→ The data
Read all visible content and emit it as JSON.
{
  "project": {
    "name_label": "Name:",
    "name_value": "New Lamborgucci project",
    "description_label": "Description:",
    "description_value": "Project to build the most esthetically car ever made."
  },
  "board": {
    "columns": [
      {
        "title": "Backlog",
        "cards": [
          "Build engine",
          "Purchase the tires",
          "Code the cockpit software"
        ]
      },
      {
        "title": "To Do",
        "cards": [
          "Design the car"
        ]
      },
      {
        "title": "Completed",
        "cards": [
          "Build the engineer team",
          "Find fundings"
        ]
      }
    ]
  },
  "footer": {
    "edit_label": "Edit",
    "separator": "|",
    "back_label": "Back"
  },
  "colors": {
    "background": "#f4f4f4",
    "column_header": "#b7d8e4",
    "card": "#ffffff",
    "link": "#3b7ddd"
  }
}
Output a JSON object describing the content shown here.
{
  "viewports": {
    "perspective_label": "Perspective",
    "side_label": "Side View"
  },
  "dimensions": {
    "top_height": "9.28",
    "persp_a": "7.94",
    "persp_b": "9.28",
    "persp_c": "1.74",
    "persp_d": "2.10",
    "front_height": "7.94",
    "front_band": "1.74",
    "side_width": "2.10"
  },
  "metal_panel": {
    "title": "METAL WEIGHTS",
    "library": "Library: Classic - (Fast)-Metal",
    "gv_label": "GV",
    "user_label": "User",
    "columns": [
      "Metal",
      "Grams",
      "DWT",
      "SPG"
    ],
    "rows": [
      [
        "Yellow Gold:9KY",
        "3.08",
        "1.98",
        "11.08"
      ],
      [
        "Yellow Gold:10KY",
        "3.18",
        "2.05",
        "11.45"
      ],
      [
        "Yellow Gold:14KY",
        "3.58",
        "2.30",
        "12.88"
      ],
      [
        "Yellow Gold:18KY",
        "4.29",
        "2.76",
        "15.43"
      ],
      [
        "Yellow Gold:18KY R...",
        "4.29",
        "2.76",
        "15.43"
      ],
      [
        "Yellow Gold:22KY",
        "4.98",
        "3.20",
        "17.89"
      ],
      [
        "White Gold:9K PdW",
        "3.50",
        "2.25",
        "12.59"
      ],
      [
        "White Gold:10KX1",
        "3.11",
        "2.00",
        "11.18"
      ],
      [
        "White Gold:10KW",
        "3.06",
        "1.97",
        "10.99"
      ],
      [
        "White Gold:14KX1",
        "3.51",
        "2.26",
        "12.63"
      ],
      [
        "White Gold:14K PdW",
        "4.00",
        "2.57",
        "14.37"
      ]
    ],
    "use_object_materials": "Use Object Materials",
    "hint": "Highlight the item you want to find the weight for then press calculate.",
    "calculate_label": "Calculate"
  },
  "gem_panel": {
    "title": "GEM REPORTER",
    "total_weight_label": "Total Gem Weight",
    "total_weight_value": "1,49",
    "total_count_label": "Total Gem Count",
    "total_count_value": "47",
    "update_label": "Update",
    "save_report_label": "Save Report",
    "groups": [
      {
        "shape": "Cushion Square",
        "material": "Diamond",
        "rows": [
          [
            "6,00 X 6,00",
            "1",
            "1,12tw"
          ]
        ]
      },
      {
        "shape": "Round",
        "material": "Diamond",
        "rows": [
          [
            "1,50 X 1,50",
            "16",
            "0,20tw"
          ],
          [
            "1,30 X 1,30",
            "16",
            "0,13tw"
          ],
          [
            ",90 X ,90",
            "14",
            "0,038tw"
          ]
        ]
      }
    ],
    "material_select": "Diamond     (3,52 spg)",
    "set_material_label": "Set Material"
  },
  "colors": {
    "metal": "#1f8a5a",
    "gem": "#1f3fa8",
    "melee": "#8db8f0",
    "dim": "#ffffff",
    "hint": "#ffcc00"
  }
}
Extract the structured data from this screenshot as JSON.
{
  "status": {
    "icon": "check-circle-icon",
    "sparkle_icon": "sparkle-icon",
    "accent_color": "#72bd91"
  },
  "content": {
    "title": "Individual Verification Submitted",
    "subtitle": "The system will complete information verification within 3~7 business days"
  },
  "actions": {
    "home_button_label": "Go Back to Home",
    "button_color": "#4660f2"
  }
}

→ Given task
From the listing above, collect every line that mentions the word "JSON".

→ The output
Read all visible content and emit it as JSON.
Output a JSON object describing the content shown here.
Extract the structured data from this screenshot as JSON.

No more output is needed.